==== DATA LISTING ====
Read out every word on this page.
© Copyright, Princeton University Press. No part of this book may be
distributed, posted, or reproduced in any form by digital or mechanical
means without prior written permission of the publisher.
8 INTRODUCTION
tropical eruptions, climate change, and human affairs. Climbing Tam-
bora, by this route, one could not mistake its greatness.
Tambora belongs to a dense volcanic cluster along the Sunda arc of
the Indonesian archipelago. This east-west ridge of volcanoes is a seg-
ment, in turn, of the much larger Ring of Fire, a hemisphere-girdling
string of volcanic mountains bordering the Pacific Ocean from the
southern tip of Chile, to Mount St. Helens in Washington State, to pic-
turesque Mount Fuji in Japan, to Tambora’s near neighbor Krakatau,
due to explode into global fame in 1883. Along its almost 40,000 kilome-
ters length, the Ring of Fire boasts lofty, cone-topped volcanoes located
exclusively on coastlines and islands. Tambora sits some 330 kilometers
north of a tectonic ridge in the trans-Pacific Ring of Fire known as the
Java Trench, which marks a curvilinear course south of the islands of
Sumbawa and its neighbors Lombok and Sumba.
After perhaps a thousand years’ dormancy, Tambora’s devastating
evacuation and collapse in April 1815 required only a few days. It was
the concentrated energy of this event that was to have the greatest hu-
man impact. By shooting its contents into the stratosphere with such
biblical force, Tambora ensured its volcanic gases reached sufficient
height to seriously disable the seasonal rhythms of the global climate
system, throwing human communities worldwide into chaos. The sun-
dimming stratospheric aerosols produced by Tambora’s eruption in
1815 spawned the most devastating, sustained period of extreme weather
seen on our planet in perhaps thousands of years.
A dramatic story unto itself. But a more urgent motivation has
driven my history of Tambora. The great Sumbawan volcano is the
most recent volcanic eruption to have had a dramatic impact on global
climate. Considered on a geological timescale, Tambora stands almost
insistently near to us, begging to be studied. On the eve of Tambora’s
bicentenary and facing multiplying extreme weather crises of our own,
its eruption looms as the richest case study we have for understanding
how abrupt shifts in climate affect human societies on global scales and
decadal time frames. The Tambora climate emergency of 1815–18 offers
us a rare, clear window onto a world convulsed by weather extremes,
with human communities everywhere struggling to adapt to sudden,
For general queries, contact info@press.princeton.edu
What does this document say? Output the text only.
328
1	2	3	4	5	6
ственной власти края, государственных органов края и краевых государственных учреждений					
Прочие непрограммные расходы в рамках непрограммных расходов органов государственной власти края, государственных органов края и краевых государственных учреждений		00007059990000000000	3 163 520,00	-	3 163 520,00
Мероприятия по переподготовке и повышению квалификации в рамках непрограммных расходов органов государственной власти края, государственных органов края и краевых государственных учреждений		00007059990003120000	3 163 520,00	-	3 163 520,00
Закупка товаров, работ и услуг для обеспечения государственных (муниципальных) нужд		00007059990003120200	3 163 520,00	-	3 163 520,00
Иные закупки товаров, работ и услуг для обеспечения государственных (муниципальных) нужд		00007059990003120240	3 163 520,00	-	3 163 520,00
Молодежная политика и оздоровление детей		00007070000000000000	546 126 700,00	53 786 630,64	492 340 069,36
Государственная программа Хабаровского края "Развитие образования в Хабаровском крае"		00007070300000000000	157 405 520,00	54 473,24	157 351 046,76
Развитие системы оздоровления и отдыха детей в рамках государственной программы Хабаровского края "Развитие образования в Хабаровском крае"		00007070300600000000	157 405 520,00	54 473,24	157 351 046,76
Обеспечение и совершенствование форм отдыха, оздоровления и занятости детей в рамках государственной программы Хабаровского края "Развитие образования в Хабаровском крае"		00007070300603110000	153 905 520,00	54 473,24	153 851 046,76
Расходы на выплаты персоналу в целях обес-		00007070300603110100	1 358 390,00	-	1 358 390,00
====
DIRECTIVE:
Locate the line that contains "What does this". Repeat it and every line after it, up to and including the final line, exactly.

OUTPUT:
What does this document say? Output the text only.
328
1	2	3	4	5	6
ственной власти края, государственных органов края и краевых государственных учреждений					
Прочие непрограммные расходы в рамках непрограммных расходов органов государственной власти края, государственных органов края и краевых государственных учреждений		00007059990000000000	3 163 520,00	-	3 163 520,00
Мероприятия по переподготовке и повышению квалификации в рамках непрограммных расходов органов государственной власти края, государственных органов края и краевых государственных учреждений		00007059990003120000	3 163 520,00	-	3 163 520,00
Закупка товаров, работ и услуг для обеспечения государственных (муниципальных) нужд		00007059990003120200	3 163 520,00	-	3 163 520,00
Иные закупки товаров, работ и услуг для обеспечения государственных (муниципальных) нужд		00007059990003120240	3 163 520,00	-	3 163 520,00
Молодежная политика и оздоровление детей		00007070000000000000	546 126 700,00	53 786 630,64	492 340 069,36
Государственная программа Хабаровского края "Развитие образования в Хабаровском крае"		00007070300000000000	157 405 520,00	54 473,24	157 351 046,76
Развитие системы оздоровления и отдыха детей в рамках государственной программы Хабаровского края "Развитие образования в Хабаровском крае"		00007070300600000000	157 405 520,00	54 473,24	157 351 046,76
Обеспечение и совершенствование форм отдыха, оздоровления и занятости детей в рамках государственной программы Хабаровского края "Развитие образования в Хабаровском крае"		00007070300603110000	153 905 520,00	54 473,24	153 851 046,76
Расходы на выплаты персоналу в целях обес-		00007070300603110100	1 358 390,00	-	1 358 390,00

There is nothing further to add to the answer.